(Visual layout records)

■ ■ ■ ■ ■

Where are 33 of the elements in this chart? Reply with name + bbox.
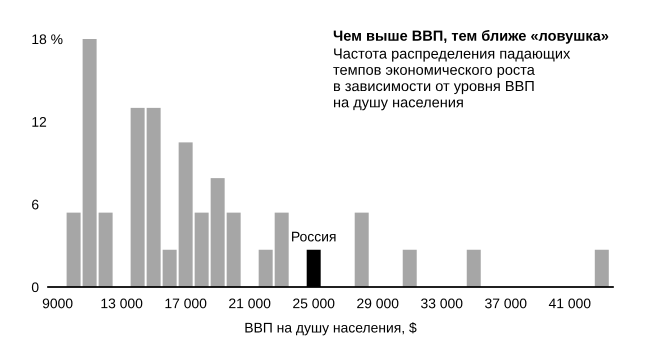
x-tick-label: 13 000 (101, 298, 142, 308)
bar (594, 250, 609, 287)
bar (130, 108, 145, 287)
x-tick-label: 29 000 (357, 298, 398, 308)
x-axis-title: ВВП на душу населения, $ (245, 322, 416, 336)
x-tick-label: 9000 (42, 298, 73, 308)
x-tick-label: 33 000 (421, 298, 462, 308)
y-tick-label: 0 (32, 282, 39, 292)
y-tick-label: 6 (32, 200, 38, 210)
annotation: Россия (292, 232, 336, 242)
x-tick-label: 37 000 (485, 298, 526, 308)
bar (194, 212, 209, 287)
bar (274, 212, 289, 287)
bar (66, 212, 81, 287)
bar (146, 108, 161, 287)
bar (178, 142, 193, 287)
bar (466, 250, 481, 287)
x-tick-label: 17 000 (165, 298, 206, 308)
y-tick-label: 12 (32, 117, 46, 127)
x-tick-label: 41 000 (548, 298, 590, 308)
bar (98, 212, 113, 287)
bar (210, 178, 225, 287)
chart-title: Чем выше ВВП, тем ближе «ловушка» (334, 30, 608, 44)
bar (402, 250, 417, 287)
bar (162, 250, 177, 287)
bar (258, 250, 273, 287)
text: Частота распределения падающих темпов экономического роста в зависимости от уровня ВВП на душу населения (333, 48, 570, 110)
x-tick-label: 25 000 (293, 298, 334, 308)
y-tick-label: 18 % (32, 34, 62, 44)
bar (226, 212, 241, 287)
x-tick-label: 21 000 (229, 298, 270, 308)
bar (354, 212, 369, 287)
bar (82, 39, 97, 287)
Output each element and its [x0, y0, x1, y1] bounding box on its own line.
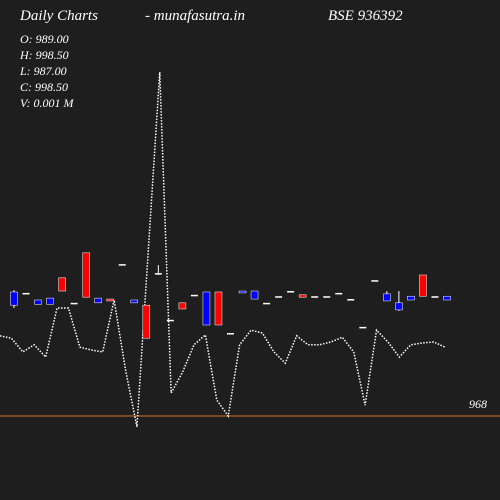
chart-title: Daily Charts: [19, 8, 98, 24]
info-high: H: 998.50: [19, 48, 69, 62]
candle-body: [298, 294, 307, 298]
candle-body: [178, 302, 187, 310]
candle-body: [154, 273, 162, 275]
info-close: C: 998.50: [20, 80, 68, 94]
candle-body: [419, 274, 427, 297]
candle-body: [371, 280, 379, 282]
candle-body: [227, 333, 234, 335]
candle-body: [311, 296, 319, 298]
candle-body: [395, 302, 403, 311]
candle-body: [202, 291, 211, 326]
site-name: - munafasutra.in: [145, 8, 245, 24]
candle-body: [22, 292, 30, 295]
candle-body: [214, 291, 223, 326]
candle-body: [383, 293, 391, 302]
candle-body: [335, 292, 343, 295]
candle-body: [46, 297, 54, 305]
candle-body: [166, 319, 174, 322]
candle-body: [431, 296, 439, 298]
info-volume: V: 0.001 M: [20, 96, 75, 110]
candle-body: [250, 290, 259, 300]
candle-body: [443, 295, 451, 301]
info-open: O: 989.00: [20, 32, 69, 46]
dotted-line: [0, 72, 446, 428]
candle-body: [10, 291, 18, 306]
symbol: BSE 936392: [328, 8, 403, 24]
candle-body: [130, 299, 139, 304]
candle-body: [34, 299, 42, 305]
candle-body: [94, 297, 102, 304]
candle-body: [275, 296, 283, 298]
candle-body: [58, 277, 66, 292]
candle-body: [323, 296, 331, 298]
candle-body: [287, 291, 295, 293]
candle-body: [347, 299, 355, 301]
candle-body: [190, 294, 198, 297]
candle-body: [238, 290, 247, 294]
candle-body: [118, 264, 126, 266]
candle-body: [106, 298, 114, 302]
reference-label: 968: [469, 397, 487, 411]
candle-body: [70, 302, 78, 305]
candle-body: [82, 252, 90, 298]
candle-body: [359, 326, 367, 329]
candle-body: [263, 302, 271, 305]
candle-body: [407, 295, 415, 301]
info-low: L: 987.00: [19, 64, 67, 78]
candle-body: [142, 304, 151, 339]
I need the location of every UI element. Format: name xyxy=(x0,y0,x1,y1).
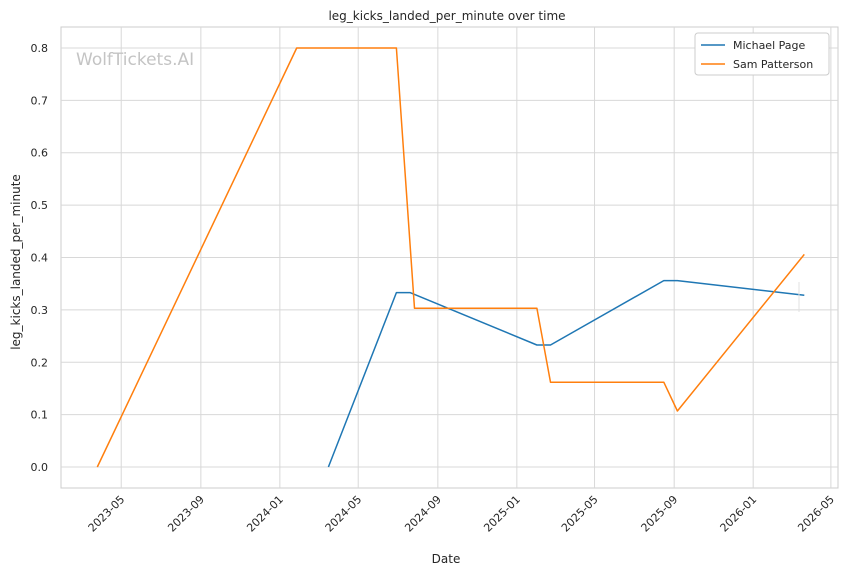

■ ■ ■ ■ ■

**What is expected:** Copy out every line of the items above without any change, but leave the pictures out of your answer.

**Exercise response:**
Where are 33 of the elements in this chart? Reply with name + bbox.
x-tick-label: 13 000 (101, 298, 142, 308)
bar (594, 250, 609, 287)
bar (130, 108, 145, 287)
x-tick-label: 29 000 (357, 298, 398, 308)
x-axis-title: ВВП на душу населения, $ (245, 322, 416, 336)
x-tick-label: 9000 (42, 298, 73, 308)
x-tick-label: 33 000 (421, 298, 462, 308)
y-tick-label: 0 (32, 282, 39, 292)
y-tick-label: 6 (32, 200, 38, 210)
annotation: Россия (292, 232, 336, 242)
x-tick-label: 37 000 (485, 298, 526, 308)
bar (194, 212, 209, 287)
bar (274, 212, 289, 287)
bar (66, 212, 81, 287)
bar (146, 108, 161, 287)
bar (178, 142, 193, 287)
bar (466, 250, 481, 287)
x-tick-label: 17 000 (165, 298, 206, 308)
y-tick-label: 12 (32, 117, 46, 127)
x-tick-label: 41 000 (548, 298, 590, 308)
bar (98, 212, 113, 287)
bar (210, 178, 225, 287)
chart-title: Чем выше ВВП, тем ближе «ловушка» (334, 30, 608, 44)
bar (402, 250, 417, 287)
bar (162, 250, 177, 287)
bar (258, 250, 273, 287)
text: Частота распределения падающих темпов экономического роста в зависимости от уровня ВВП на душу населения (333, 48, 570, 110)
x-tick-label: 25 000 (293, 298, 334, 308)
y-tick-label: 18 % (32, 34, 62, 44)
bar (226, 212, 241, 287)
x-tick-label: 21 000 (229, 298, 270, 308)
bar (354, 212, 369, 287)
bar (82, 39, 97, 287)
Output each element and its [x0, y0, x1, y1] bounding box on its own line.
chart-title: Daily Charts: [19, 8, 98, 24]
info-high: H: 998.50: [19, 48, 69, 62]
candle-body: [298, 294, 307, 298]
candle-body: [178, 302, 187, 310]
candle-body: [154, 273, 162, 275]
info-close: C: 998.50: [20, 80, 68, 94]
candle-body: [419, 274, 427, 297]
candle-body: [371, 280, 379, 282]
candle-body: [227, 333, 234, 335]
candle-body: [311, 296, 319, 298]
candle-body: [395, 302, 403, 311]
candle-body: [202, 291, 211, 326]
site-name: - munafasutra.in: [145, 8, 245, 24]
candle-body: [22, 292, 30, 295]
candle-body: [214, 291, 223, 326]
candle-body: [383, 293, 391, 302]
candle-body: [335, 292, 343, 295]
candle-body: [46, 297, 54, 305]
candle-body: [166, 319, 174, 322]
candle-body: [431, 296, 439, 298]
info-volume: V: 0.001 M: [20, 96, 75, 110]
candle-body: [250, 290, 259, 300]
candle-body: [443, 295, 451, 301]
info-open: O: 989.00: [20, 32, 69, 46]
dotted-line: [0, 72, 446, 428]
candle-body: [10, 291, 18, 306]
symbol: BSE 936392: [328, 8, 403, 24]
candle-body: [130, 299, 139, 304]
candle-body: [34, 299, 42, 305]
candle-body: [94, 297, 102, 304]
candle-body: [275, 296, 283, 298]
candle-body: [58, 277, 66, 292]
candle-body: [323, 296, 331, 298]
candle-body: [287, 291, 295, 293]
candle-body: [347, 299, 355, 301]
candle-body: [190, 294, 198, 297]
candle-body: [238, 290, 247, 294]
candle-body: [118, 264, 126, 266]
candle-body: [106, 298, 114, 302]
reference-label: 968: [469, 397, 487, 411]
candle-body: [70, 302, 78, 305]
candle-body: [82, 252, 90, 298]
candle-body: [359, 326, 367, 329]
candle-body: [263, 302, 271, 305]
candle-body: [407, 295, 415, 301]
info-low: L: 987.00: [19, 64, 67, 78]
candle-body: [142, 304, 151, 339]
I need the location of every UI element. Format: name xyxy=(x0,y0,x1,y1).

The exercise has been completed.